» **SET TASK**
Pull out each line of the records holding the string "content".

» **EXCERPTED RECORDS**
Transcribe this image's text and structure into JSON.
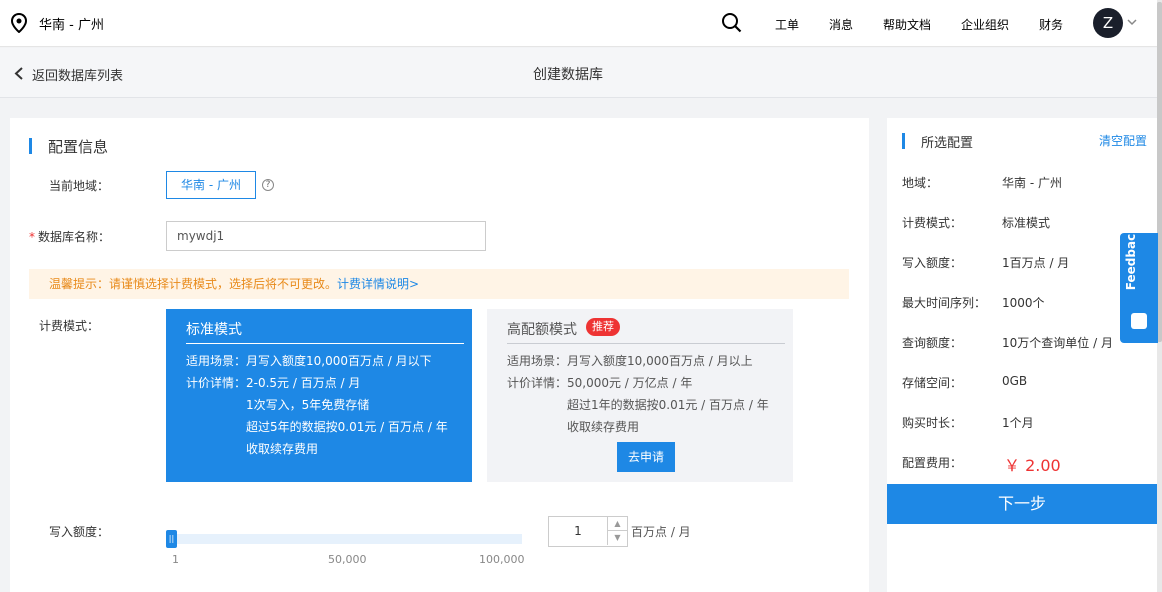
{
  "topbar": {
    "region": "华南 - 广州",
    "nav": [
      "工单",
      "消息",
      "帮助文档",
      "企业组织",
      "财务"
    ],
    "avatar_letter": "Z"
  },
  "subheader": {
    "back_label": "返回数据库列表",
    "title": "创建数据库"
  },
  "config": {
    "section_title": "配置信息",
    "region_label": "当前地域：",
    "region_value": "华南 - 广州",
    "help_glyph": "?",
    "name_label": "数据库名称：",
    "name_value": "mywdj1",
    "tip_text": "温馨提示：请谨慎选择计费模式，选择后将不可更改。",
    "tip_link": "计费详情说明>",
    "billing_label": "计费模式：",
    "write_quota_label": "写入额度："
  },
  "plans": [
    {
      "title": "标准模式",
      "scene": "适用场景：月写入额度10,000百万点 / 月以下",
      "price_label": "计价详情：",
      "price_lines": [
        "2-0.5元 / 百万点 / 月",
        "1次写入，5年免费存储",
        "超过5年的数据按0.01元 / 百万点 / 年",
        "收取续存费用"
      ]
    },
    {
      "title": "高配额模式",
      "badge": "推荐",
      "scene": "适用场景：月写入额度10,000百万点 / 月以上",
      "price_label": "计价详情：",
      "price_lines": [
        "50,000元 / 万亿点 / 年",
        "超过1年的数据按0.01元 / 百万点 / 年",
        "收取续存费用"
      ],
      "apply_label": "去申请"
    }
  ],
  "slider": {
    "min_label": "1",
    "mid_label": "50,000",
    "max_label": "100,000",
    "value": "1",
    "unit": "百万点 / 月"
  },
  "summary": {
    "title": "所选配置",
    "clear_label": "清空配置",
    "rows": [
      {
        "label": "地域：",
        "value": "华南 - 广州"
      },
      {
        "label": "计费模式：",
        "value": "标准模式"
      },
      {
        "label": "写入额度：",
        "value": "1百万点 / 月"
      },
      {
        "label": "最大时间序列：",
        "value": "1000个"
      },
      {
        "label": "查询额度：",
        "value": "10万个查询单位 / 月"
      },
      {
        "label": "存储空间：",
        "value": "0GB"
      },
      {
        "label": "购买时长：",
        "value": "1个月"
      }
    ],
    "fee_label": "配置费用：",
    "fee_value": "￥ 2.00",
    "next_label": "下一步"
  },
  "feedback_label": "Feedback",
  "colors": {
    "accent": "#1e88e5",
    "price": "#e33333",
    "tip": "#e88a1a"
  }
}
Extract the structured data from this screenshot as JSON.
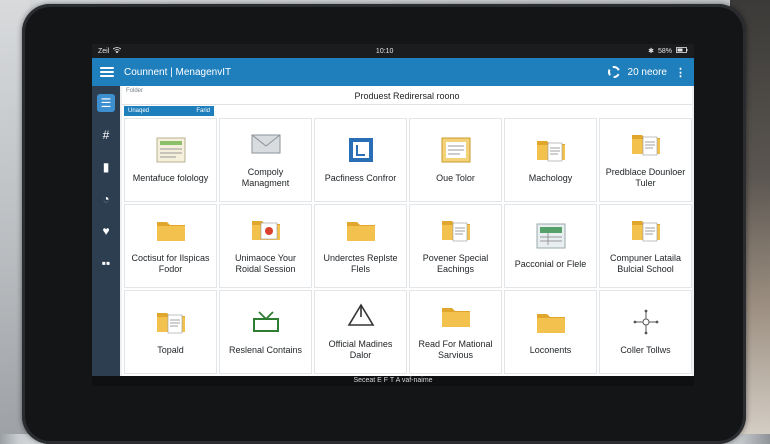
{
  "statusbar": {
    "left_text": "Zeil",
    "time": "10:10",
    "battery": "58%"
  },
  "appbar": {
    "title": "Counnent | MenagenvIT",
    "right_text": "20 neore"
  },
  "content": {
    "small_label": "Folder",
    "title": "Produest Redirersal roono",
    "selection": {
      "left": "Unaqed",
      "right": "Farid"
    }
  },
  "tiles": [
    {
      "label": "Mentafuce folology",
      "icon": "form-icon"
    },
    {
      "label": "Compoly Managment",
      "icon": "envelope-icon"
    },
    {
      "label": "Pacfiness Confror",
      "icon": "document-blue-icon"
    },
    {
      "label": "Oue Tolor",
      "icon": "notepad-icon"
    },
    {
      "label": "Machology",
      "icon": "folder-doc-icon"
    },
    {
      "label": "Predblace Dounloer Tuler",
      "icon": "folder-doc-icon"
    },
    {
      "label": "Coctisut for Ilspicas Fodor",
      "icon": "folder-icon"
    },
    {
      "label": "Unimaoce Your Roidal Session",
      "icon": "folder-photo-icon"
    },
    {
      "label": "Underctes Replste Flels",
      "icon": "folder-icon"
    },
    {
      "label": "Povener Special Eachings",
      "icon": "folder-doc-icon"
    },
    {
      "label": "Pacconial or Flele",
      "icon": "spreadsheet-icon"
    },
    {
      "label": "Compuner Lataila Bulcial School",
      "icon": "folder-doc-icon"
    },
    {
      "label": "Topald",
      "icon": "folder-doc-icon"
    },
    {
      "label": "Reslenal Contains",
      "icon": "box-icon"
    },
    {
      "label": "Official Madines Dalor",
      "icon": "triangle-icon"
    },
    {
      "label": "Read For Mational Sarvious",
      "icon": "folder-icon"
    },
    {
      "label": "Loconents",
      "icon": "folder-icon"
    },
    {
      "label": "Coller Tollws",
      "icon": "network-icon"
    }
  ],
  "bottombar": {
    "text": "Seceat E F T A vaf-naime"
  }
}
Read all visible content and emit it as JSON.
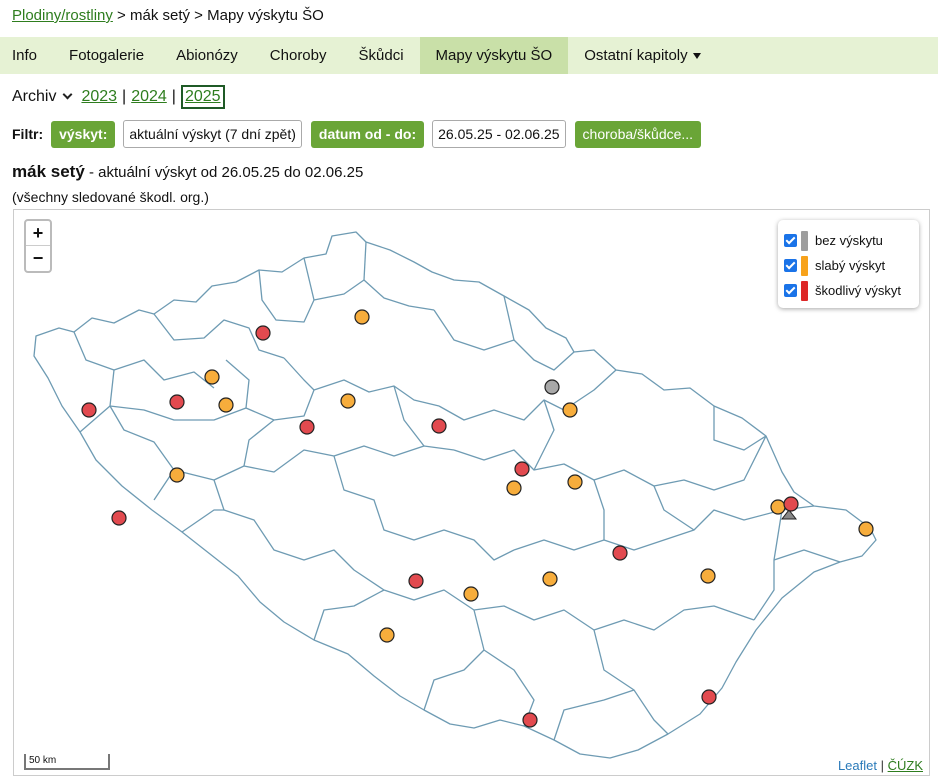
{
  "breadcrumb": {
    "root": "Plodiny/rostliny",
    "sep1": " > ",
    "crop": "mák setý",
    "sep2": " > ",
    "current": "Mapy výskytu ŠO"
  },
  "tabs": [
    {
      "label": "Info"
    },
    {
      "label": "Fotogalerie"
    },
    {
      "label": "Abionózy"
    },
    {
      "label": "Choroby"
    },
    {
      "label": "Škůdci"
    },
    {
      "label": "Mapy výskytu ŠO"
    },
    {
      "label": "Ostatní kapitoly"
    }
  ],
  "archive": {
    "select": "Archiv",
    "years": [
      "2023",
      "2024",
      "2025"
    ],
    "sep": "|"
  },
  "filter": {
    "label": "Filtr:",
    "occurrence_btn": "výskyt:",
    "occurrence_value": "aktuální výskyt (7 dní zpět)",
    "date_btn": "datum od - do:",
    "date_value": "26.05.25 - 02.06.25",
    "disease_btn": "choroba/škůdce..."
  },
  "title": {
    "crop": "mák setý",
    "rest": " - aktuální výskyt od 26.05.25 do 02.06.25"
  },
  "subtitle": "(všechny sledované škodl. org.)",
  "map": {
    "zoom_in": "+",
    "zoom_out": "−",
    "legend": [
      {
        "label": "bez výskytu",
        "color": "#9e9e9e"
      },
      {
        "label": "slabý výskyt",
        "color": "#f7a21b"
      },
      {
        "label": "škodlivý výskyt",
        "color": "#dd2727"
      }
    ],
    "scale_label": "50 km",
    "attrib_leaflet": "Leaflet",
    "attrib_sep": " | ",
    "attrib_cuzk": "ČÚZK",
    "marker_colors": {
      "none": "#a8a8a8",
      "weak": "#f7ad3c",
      "harmful": "#e24a4f"
    }
  }
}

» **COMPLETE RESPONSE**
  "content": {
Read all visible content and emit it as JSON.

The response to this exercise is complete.